Raw records →

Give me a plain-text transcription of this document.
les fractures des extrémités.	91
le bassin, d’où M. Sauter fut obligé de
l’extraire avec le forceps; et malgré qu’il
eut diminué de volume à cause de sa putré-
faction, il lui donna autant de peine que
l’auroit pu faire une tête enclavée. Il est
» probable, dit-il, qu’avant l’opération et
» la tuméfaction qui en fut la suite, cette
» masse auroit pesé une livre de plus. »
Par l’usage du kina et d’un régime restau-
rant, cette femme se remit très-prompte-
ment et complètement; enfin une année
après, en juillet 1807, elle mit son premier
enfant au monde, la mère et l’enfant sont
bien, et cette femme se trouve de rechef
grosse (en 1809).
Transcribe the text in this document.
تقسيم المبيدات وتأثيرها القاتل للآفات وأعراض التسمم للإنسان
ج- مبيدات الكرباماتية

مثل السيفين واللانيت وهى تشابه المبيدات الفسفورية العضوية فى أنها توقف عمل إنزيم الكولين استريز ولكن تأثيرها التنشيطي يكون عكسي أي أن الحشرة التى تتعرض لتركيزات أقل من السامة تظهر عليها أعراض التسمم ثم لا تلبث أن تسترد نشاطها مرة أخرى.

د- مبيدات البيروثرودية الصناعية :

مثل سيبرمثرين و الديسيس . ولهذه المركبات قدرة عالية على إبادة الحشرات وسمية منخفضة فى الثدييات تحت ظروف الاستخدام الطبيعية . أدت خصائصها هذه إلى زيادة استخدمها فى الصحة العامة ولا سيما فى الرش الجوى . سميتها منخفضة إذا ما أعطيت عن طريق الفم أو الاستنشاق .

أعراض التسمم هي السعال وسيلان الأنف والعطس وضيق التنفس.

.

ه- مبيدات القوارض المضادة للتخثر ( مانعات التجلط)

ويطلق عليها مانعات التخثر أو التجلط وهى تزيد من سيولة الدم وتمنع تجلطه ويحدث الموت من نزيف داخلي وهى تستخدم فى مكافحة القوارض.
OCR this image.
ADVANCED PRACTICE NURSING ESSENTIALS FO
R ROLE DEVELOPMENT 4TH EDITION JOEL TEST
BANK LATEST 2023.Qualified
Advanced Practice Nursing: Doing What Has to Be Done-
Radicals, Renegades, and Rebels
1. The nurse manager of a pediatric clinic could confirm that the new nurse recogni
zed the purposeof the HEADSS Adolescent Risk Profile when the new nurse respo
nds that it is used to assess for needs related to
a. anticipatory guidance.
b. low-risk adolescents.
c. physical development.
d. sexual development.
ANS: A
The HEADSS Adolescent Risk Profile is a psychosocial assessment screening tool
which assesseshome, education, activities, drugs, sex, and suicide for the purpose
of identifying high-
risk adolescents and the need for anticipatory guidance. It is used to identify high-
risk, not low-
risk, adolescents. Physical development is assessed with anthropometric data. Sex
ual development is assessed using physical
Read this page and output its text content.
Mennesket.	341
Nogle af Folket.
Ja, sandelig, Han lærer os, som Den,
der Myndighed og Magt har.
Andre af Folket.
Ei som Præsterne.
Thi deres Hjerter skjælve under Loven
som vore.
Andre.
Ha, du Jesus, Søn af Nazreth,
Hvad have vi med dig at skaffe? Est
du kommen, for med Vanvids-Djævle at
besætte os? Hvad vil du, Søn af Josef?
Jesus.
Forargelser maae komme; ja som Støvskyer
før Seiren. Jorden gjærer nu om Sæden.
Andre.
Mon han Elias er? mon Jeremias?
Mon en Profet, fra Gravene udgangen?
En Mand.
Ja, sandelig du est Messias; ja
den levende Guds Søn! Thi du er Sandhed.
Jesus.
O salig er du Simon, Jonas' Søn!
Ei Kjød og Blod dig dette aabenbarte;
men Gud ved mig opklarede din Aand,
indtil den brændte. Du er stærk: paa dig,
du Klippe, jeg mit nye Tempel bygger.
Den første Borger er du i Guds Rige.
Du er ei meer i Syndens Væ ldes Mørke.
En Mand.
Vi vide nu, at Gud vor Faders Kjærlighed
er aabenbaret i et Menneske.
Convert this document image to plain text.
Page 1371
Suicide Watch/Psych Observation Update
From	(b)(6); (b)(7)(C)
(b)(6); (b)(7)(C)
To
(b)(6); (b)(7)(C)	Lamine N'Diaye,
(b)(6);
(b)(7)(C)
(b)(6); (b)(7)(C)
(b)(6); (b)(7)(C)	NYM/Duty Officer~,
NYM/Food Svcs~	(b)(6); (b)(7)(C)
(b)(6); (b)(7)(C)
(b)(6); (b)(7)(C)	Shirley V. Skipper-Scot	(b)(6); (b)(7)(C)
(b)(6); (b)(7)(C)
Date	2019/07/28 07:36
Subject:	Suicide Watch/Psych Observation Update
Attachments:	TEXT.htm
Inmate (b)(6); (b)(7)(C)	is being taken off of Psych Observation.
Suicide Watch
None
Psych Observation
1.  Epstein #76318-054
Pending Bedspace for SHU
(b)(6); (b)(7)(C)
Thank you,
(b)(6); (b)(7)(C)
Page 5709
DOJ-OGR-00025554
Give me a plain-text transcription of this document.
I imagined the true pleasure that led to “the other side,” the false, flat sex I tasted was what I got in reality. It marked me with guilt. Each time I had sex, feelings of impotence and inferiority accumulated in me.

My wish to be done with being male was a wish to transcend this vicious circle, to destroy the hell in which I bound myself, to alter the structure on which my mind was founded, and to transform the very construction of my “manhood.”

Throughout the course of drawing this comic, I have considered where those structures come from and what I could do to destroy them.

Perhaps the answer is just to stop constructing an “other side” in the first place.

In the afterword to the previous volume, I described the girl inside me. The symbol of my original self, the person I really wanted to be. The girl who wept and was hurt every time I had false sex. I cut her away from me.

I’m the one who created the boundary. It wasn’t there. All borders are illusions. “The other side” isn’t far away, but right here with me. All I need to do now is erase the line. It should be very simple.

Given exercise →
Reproduce the full set of records precisely.

Exercise solution →
Give me a plain-text transcription of this document.
les fractures des extrémités.	91
le bassin, d’où M. Sauter fut obligé de
l’extraire avec le forceps; et malgré qu’il
eut diminué de volume à cause de sa putré-
faction, il lui donna autant de peine que
l’auroit pu faire une tête enclavée. Il est
» probable, dit-il, qu’avant l’opération et
» la tuméfaction qui en fut la suite, cette
» masse auroit pesé une livre de plus. »
Par l’usage du kina et d’un régime restau-
rant, cette femme se remit très-prompte-
ment et complètement; enfin une année
après, en juillet 1807, elle mit son premier
enfant au monde, la mère et l’enfant sont
bien, et cette femme se trouve de rechef
grosse (en 1809).
Transcribe the text in this document.
تقسيم المبيدات وتأثيرها القاتل للآفات وأعراض التسمم للإنسان
ج- مبيدات الكرباماتية

مثل السيفين واللانيت وهى تشابه المبيدات الفسفورية العضوية فى أنها توقف عمل إنزيم الكولين استريز ولكن تأثيرها التنشيطي يكون عكسي أي أن الحشرة التى تتعرض لتركيزات أقل من السامة تظهر عليها أعراض التسمم ثم لا تلبث أن تسترد نشاطها مرة أخرى.

د- مبيدات البيروثرودية الصناعية :

مثل سيبرمثرين و الديسيس . ولهذه المركبات قدرة عالية على إبادة الحشرات وسمية منخفضة فى الثدييات تحت ظروف الاستخدام الطبيعية . أدت خصائصها هذه إلى زيادة استخدمها فى الصحة العامة ولا سيما فى الرش الجوى . سميتها منخفضة إذا ما أعطيت عن طريق الفم أو الاستنشاق .

أعراض التسمم هي السعال وسيلان الأنف والعطس وضيق التنفس.

.

ه- مبيدات القوارض المضادة للتخثر ( مانعات التجلط)

ويطلق عليها مانعات التخثر أو التجلط وهى تزيد من سيولة الدم وتمنع تجلطه ويحدث الموت من نزيف داخلي وهى تستخدم فى مكافحة القوارض.
OCR this image.
ADVANCED PRACTICE NURSING ESSENTIALS FO
R ROLE DEVELOPMENT 4TH EDITION JOEL TEST
BANK LATEST 2023.Qualified
Advanced Practice Nursing: Doing What Has to Be Done-
Radicals, Renegades, and Rebels
1. The nurse manager of a pediatric clinic could confirm that the new nurse recogni
zed the purposeof the HEADSS Adolescent Risk Profile when the new nurse respo
nds that it is used to assess for needs related to
a. anticipatory guidance.
b. low-risk adolescents.
c. physical development.
d. sexual development.
ANS: A
The HEADSS Adolescent Risk Profile is a psychosocial assessment screening tool
which assesseshome, education, activities, drugs, sex, and suicide for the purpose
of identifying high-
risk adolescents and the need for anticipatory guidance. It is used to identify high-
risk, not low-
risk, adolescents. Physical development is assessed with anthropometric data. Sex
ual development is assessed using physical
Read this page and output its text content.
Mennesket.	341
Nogle af Folket.
Ja, sandelig, Han lærer os, som Den,
der Myndighed og Magt har.
Andre af Folket.
Ei som Præsterne.
Thi deres Hjerter skjælve under Loven
som vore.
Andre.
Ha, du Jesus, Søn af Nazreth,
Hvad have vi med dig at skaffe? Est
du kommen, for med Vanvids-Djævle at
besætte os? Hvad vil du, Søn af Josef?
Jesus.
Forargelser maae komme; ja som Støvskyer
før Seiren. Jorden gjærer nu om Sæden.
Andre.
Mon han Elias er? mon Jeremias?
Mon en Profet, fra Gravene udgangen?
En Mand.
Ja, sandelig du est Messias; ja
den levende Guds Søn! Thi du er Sandhed.
Jesus.
O salig er du Simon, Jonas' Søn!
Ei Kjød og Blod dig dette aabenbarte;
men Gud ved mig opklarede din Aand,
indtil den brændte. Du er stærk: paa dig,
du Klippe, jeg mit nye Tempel bygger.
Den første Borger er du i Guds Rige.
Du er ei meer i Syndens Væ ldes Mørke.
En Mand.
Vi vide nu, at Gud vor Faders Kjærlighed
er aabenbaret i et Menneske.
Convert this document image to plain text.
Page 1371
Suicide Watch/Psych Observation Update
From	(b)(6); (b)(7)(C)
(b)(6); (b)(7)(C)
To
(b)(6); (b)(7)(C)	Lamine N'Diaye,
(b)(6);
(b)(7)(C)
(b)(6); (b)(7)(C)
(b)(6); (b)(7)(C)	NYM/Duty Officer~,
NYM/Food Svcs~	(b)(6); (b)(7)(C)
(b)(6); (b)(7)(C)
(b)(6); (b)(7)(C)	Shirley V. Skipper-Scot	(b)(6); (b)(7)(C)
(b)(6); (b)(7)(C)
Date	2019/07/28 07:36
Subject:	Suicide Watch/Psych Observation Update
Attachments:	TEXT.htm
Inmate (b)(6); (b)(7)(C)	is being taken off of Psych Observation.
Suicide Watch
None
Psych Observation
1.  Epstein #76318-054
Pending Bedspace for SHU
(b)(6); (b)(7)(C)
Thank you,
(b)(6); (b)(7)(C)
Page 5709
DOJ-OGR-00025554
Give me a plain-text transcription of this document.
I imagined the true pleasure that led to “the other side,” the false, flat sex I tasted was what I got in reality. It marked me with guilt. Each time I had sex, feelings of impotence and inferiority accumulated in me.

My wish to be done with being male was a wish to transcend this vicious circle, to destroy the hell in which I bound myself, to alter the structure on which my mind was founded, and to transform the very construction of my “manhood.”

Throughout the course of drawing this comic, I have considered where those structures come from and what I could do to destroy them.

Perhaps the answer is just to stop constructing an “other side” in the first place.

In the afterword to the previous volume, I described the girl inside me. The symbol of my original self, the person I really wanted to be. The girl who wept and was hurt every time I had false sex. I cut her away from me.

I’m the one who created the boundary. It wasn’t there. All borders are illusions. “The other side” isn’t far away, but right here with me. All I need to do now is erase the line. It should be very simple.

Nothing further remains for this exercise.